- Short problem
Out of the lines below, please list those that hold the string "inObra".
-- START OF Extracted records --
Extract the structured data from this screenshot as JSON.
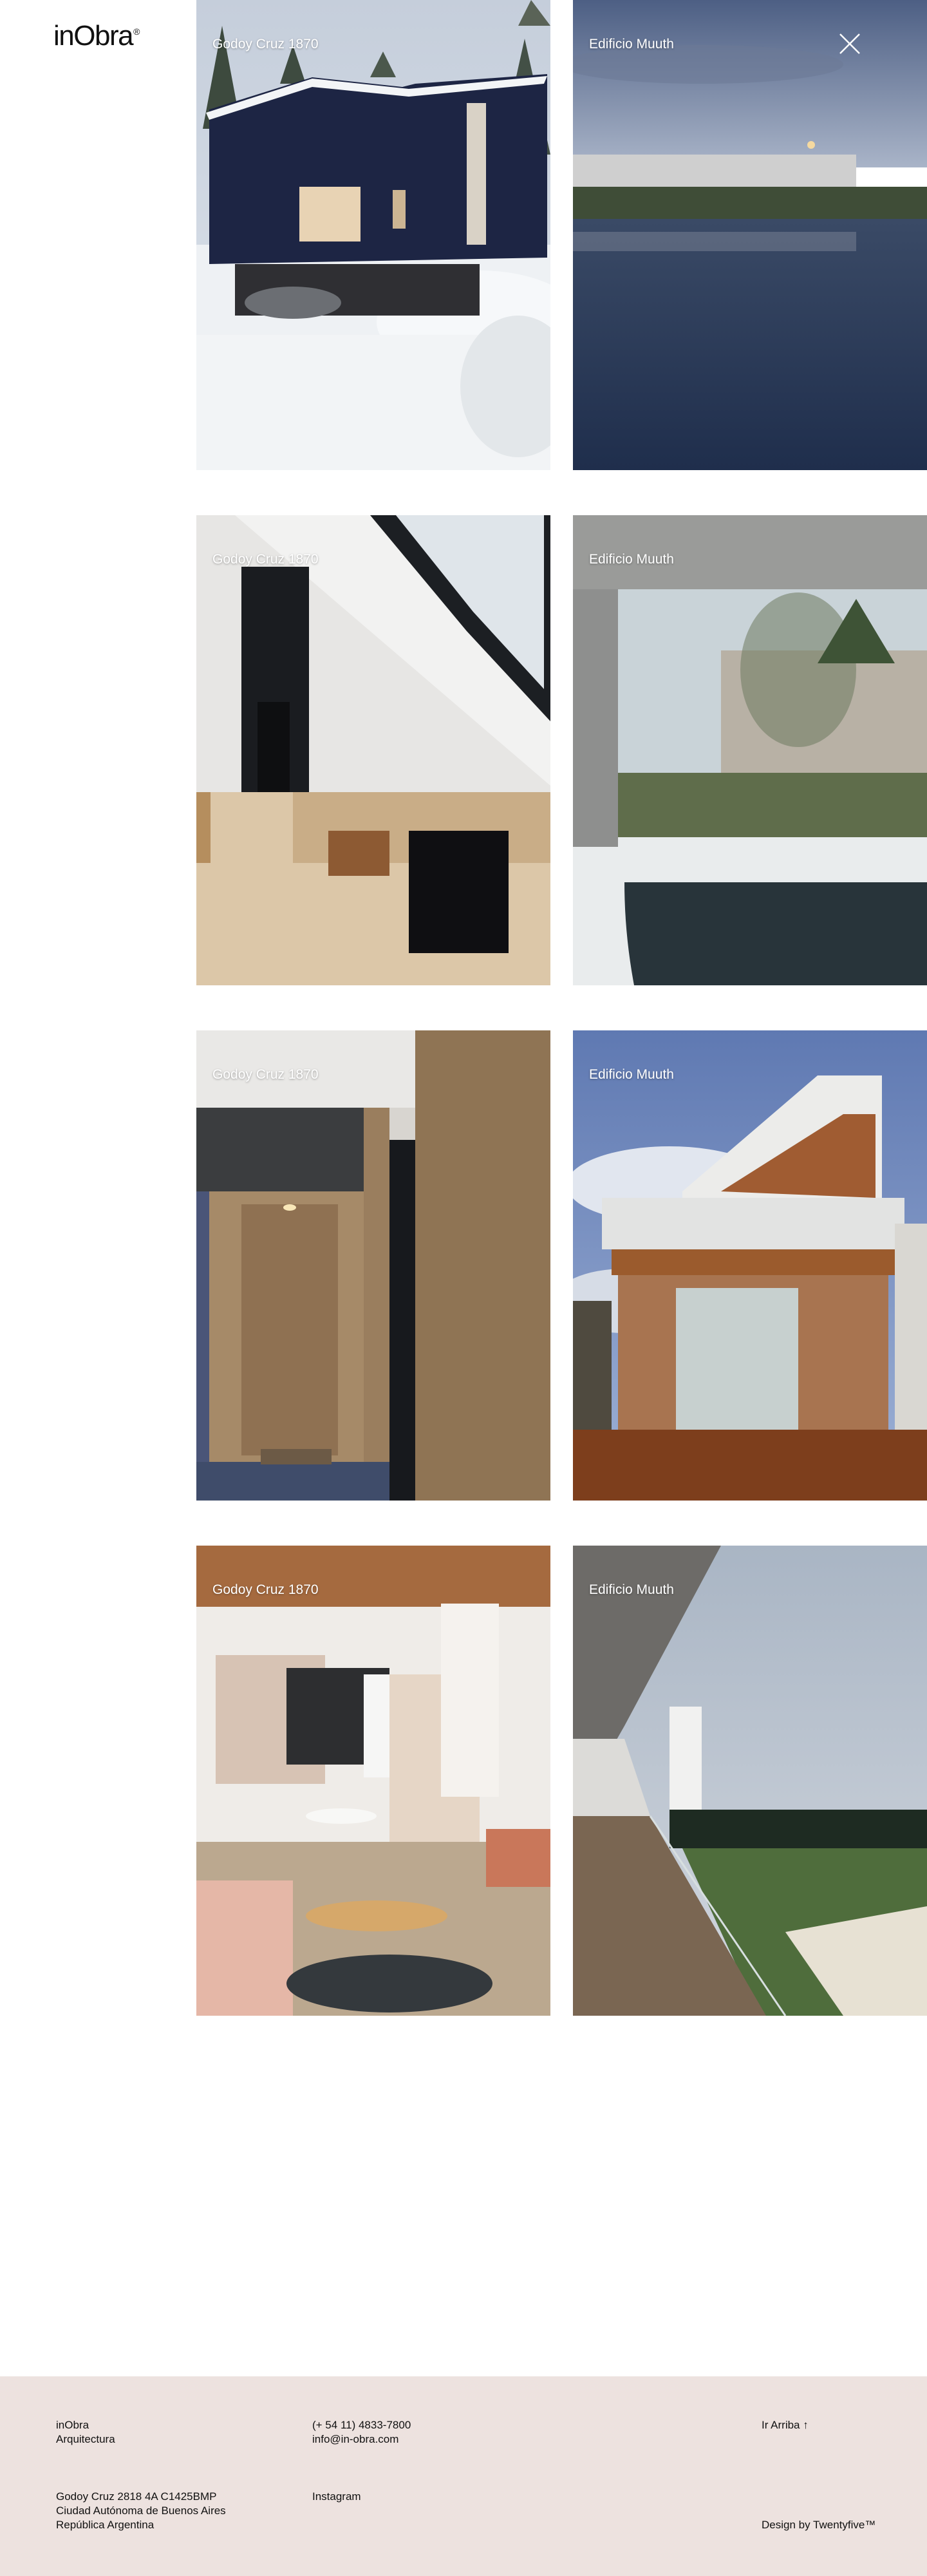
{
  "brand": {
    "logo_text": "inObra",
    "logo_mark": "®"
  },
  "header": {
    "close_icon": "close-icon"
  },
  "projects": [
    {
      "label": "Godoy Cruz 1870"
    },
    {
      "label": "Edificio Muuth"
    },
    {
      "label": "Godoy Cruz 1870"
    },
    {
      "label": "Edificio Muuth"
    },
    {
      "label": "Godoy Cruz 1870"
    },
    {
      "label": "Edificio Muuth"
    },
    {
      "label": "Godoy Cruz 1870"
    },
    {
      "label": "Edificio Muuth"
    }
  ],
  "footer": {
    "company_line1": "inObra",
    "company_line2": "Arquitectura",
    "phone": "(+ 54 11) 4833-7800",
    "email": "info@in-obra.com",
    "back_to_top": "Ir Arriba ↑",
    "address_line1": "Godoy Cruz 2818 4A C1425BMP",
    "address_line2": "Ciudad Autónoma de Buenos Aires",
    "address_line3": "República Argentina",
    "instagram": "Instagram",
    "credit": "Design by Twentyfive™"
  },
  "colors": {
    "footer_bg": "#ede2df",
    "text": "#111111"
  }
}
-- END OF Extracted records --
- Output for this task
    "logo_text": "inObra",
    "company_line1": "inObra",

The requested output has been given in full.